What to do ▸ Every entry must be given again exactly.

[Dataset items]

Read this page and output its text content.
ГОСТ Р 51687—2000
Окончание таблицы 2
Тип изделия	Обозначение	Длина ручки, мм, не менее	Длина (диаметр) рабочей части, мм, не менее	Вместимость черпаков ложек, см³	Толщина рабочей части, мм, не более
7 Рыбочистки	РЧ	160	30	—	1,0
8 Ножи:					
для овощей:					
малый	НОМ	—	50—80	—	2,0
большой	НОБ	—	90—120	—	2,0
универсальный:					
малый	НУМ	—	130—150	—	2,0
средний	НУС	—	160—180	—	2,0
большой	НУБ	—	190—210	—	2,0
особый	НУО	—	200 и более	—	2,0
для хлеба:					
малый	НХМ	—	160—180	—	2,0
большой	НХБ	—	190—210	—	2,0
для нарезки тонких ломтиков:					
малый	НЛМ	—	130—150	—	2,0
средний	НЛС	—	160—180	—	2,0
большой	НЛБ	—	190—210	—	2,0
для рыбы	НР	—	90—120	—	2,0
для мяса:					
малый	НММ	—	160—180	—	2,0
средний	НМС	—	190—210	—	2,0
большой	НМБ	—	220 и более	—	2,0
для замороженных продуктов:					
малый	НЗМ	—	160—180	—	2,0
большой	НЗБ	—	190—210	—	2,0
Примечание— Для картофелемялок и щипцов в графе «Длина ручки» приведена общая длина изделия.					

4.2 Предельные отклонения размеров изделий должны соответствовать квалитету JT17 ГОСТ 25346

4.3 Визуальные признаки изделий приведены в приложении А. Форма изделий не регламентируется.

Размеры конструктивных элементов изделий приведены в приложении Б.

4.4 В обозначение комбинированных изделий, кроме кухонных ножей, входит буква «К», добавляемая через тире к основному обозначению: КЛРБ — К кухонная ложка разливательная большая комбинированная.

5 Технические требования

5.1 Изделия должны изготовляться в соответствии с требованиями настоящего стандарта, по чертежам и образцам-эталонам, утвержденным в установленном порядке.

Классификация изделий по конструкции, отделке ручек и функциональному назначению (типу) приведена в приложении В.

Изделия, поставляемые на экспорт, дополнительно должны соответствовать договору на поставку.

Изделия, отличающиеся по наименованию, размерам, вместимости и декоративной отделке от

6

Exercise solution ▸
Read this page and output its text content.
ГОСТ Р 51687—2000
Окончание таблицы 2
Тип изделия	Обозначение	Длина ручки, мм, не менее	Длина (диаметр) рабочей части, мм, не менее	Вместимость черпаков ложек, см³	Толщина рабочей части, мм, не более
7 Рыбочистки	РЧ	160	30	—	1,0
8 Ножи:					
для овощей:					
малый	НОМ	—	50—80	—	2,0
большой	НОБ	—	90—120	—	2,0
универсальный:					
малый	НУМ	—	130—150	—	2,0
средний	НУС	—	160—180	—	2,0
большой	НУБ	—	190—210	—	2,0
особый	НУО	—	200 и более	—	2,0
для хлеба:					
малый	НХМ	—	160—180	—	2,0
большой	НХБ	—	190—210	—	2,0
для нарезки тонких ломтиков:					
малый	НЛМ	—	130—150	—	2,0
средний	НЛС	—	160—180	—	2,0
большой	НЛБ	—	190—210	—	2,0
для рыбы	НР	—	90—120	—	2,0
для мяса:					
малый	НММ	—	160—180	—	2,0
средний	НМС	—	190—210	—	2,0
большой	НМБ	—	220 и более	—	2,0
для замороженных продуктов:					
малый	НЗМ	—	160—180	—	2,0
большой	НЗБ	—	190—210	—	2,0
Примечание— Для картофелемялок и щипцов в графе «Длина ручки» приведена общая длина изделия.					

4.2 Предельные отклонения размеров изделий должны соответствовать квалитету JT17 ГОСТ 25346

4.3 Визуальные признаки изделий приведены в приложении А. Форма изделий не регламентируется.

Размеры конструктивных элементов изделий приведены в приложении Б.

4.4 В обозначение комбинированных изделий, кроме кухонных ножей, входит буква «К», добавляемая через тире к основному обозначению: КЛРБ — К кухонная ложка разливательная большая комбинированная.

5 Технические требования

5.1 Изделия должны изготовляться в соответствии с требованиями настоящего стандарта, по чертежам и образцам-эталонам, утвержденным в установленном порядке.

Классификация изделий по конструкции, отделке ручек и функциональному назначению (типу) приведена в приложении В.

Изделия, поставляемые на экспорт, дополнительно должны соответствовать договору на поставку.

Изделия, отличающиеся по наименованию, размерам, вместимости и декоративной отделке от

6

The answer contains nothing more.